# [PROBLEM DESCRIPTION]
Give the number of lines in the data that hold the string "green". Nothing else is needed.

%%

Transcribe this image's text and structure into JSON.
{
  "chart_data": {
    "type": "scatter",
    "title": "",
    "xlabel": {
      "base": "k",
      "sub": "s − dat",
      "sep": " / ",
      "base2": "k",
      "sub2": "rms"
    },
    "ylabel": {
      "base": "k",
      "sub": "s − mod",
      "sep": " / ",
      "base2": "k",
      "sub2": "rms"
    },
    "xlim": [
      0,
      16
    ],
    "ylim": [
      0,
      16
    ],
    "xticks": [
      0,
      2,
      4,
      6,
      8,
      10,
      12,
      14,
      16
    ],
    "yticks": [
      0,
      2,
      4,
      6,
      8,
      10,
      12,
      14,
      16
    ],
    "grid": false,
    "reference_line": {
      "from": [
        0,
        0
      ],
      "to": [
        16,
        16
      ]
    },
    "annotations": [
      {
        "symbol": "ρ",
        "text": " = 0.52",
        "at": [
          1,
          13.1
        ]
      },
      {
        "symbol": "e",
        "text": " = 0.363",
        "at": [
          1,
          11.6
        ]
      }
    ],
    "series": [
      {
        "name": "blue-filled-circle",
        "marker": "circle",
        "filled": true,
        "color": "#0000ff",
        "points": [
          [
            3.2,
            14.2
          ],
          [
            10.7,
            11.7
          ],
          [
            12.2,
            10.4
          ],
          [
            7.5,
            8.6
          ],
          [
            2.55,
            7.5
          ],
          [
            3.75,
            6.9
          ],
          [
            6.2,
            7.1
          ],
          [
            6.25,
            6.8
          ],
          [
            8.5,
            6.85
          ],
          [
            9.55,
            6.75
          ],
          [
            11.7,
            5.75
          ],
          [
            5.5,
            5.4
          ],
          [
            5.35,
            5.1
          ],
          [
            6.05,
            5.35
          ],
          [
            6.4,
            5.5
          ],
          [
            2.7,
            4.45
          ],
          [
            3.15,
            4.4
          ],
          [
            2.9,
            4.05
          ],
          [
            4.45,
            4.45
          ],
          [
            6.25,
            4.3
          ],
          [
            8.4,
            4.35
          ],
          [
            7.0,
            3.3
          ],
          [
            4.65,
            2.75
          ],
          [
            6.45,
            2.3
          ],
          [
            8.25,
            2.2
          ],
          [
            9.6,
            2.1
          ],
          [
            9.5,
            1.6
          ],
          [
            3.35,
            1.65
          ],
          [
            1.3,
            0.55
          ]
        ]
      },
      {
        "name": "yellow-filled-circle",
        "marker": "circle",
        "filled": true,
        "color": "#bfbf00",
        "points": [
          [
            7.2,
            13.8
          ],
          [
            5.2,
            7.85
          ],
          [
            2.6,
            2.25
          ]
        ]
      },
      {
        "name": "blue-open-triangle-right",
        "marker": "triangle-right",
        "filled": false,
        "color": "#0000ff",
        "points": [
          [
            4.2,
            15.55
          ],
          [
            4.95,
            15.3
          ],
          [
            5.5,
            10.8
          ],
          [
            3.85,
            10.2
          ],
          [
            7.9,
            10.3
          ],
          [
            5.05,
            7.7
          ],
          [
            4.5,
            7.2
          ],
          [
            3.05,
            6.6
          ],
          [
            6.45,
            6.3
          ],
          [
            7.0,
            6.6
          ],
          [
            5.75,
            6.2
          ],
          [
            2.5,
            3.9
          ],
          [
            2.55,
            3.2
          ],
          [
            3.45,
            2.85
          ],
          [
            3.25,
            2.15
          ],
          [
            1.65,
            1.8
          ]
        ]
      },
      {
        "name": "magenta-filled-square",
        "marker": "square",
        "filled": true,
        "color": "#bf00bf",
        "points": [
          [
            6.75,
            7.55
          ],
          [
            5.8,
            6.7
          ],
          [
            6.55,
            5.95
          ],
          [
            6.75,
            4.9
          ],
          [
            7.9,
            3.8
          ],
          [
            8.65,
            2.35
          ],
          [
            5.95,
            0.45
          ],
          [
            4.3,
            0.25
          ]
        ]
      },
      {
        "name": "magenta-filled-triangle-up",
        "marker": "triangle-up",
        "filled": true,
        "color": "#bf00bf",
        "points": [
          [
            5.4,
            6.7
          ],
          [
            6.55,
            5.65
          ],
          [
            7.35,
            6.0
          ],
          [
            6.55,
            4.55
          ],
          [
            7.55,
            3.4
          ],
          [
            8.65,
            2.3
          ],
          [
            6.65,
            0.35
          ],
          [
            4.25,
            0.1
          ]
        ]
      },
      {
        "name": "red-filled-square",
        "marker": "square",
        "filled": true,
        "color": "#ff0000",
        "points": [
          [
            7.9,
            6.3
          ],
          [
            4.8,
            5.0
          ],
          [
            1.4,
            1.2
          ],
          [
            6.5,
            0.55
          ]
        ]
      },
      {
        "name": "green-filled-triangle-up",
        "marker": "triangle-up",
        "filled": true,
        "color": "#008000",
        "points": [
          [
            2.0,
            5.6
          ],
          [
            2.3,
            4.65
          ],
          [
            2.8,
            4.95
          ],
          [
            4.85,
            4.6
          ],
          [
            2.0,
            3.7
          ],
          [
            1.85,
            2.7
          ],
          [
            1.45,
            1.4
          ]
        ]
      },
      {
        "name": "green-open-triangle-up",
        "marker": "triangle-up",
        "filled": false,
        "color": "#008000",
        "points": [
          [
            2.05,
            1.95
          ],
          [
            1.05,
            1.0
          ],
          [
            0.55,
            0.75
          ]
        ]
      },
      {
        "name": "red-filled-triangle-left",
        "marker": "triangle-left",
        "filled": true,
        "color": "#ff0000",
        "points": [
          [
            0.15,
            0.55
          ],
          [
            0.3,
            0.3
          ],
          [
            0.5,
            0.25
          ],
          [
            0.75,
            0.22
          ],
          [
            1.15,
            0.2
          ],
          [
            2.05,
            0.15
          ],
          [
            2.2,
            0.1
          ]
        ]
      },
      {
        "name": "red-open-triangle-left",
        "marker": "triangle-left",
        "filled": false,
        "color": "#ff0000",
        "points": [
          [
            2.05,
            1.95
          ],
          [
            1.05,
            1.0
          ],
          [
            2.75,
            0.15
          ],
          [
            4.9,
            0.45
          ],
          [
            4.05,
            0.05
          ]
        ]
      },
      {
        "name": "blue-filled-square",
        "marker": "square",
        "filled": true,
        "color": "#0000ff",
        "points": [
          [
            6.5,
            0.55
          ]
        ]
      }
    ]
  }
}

%%

# [FULL SOLUTION]
2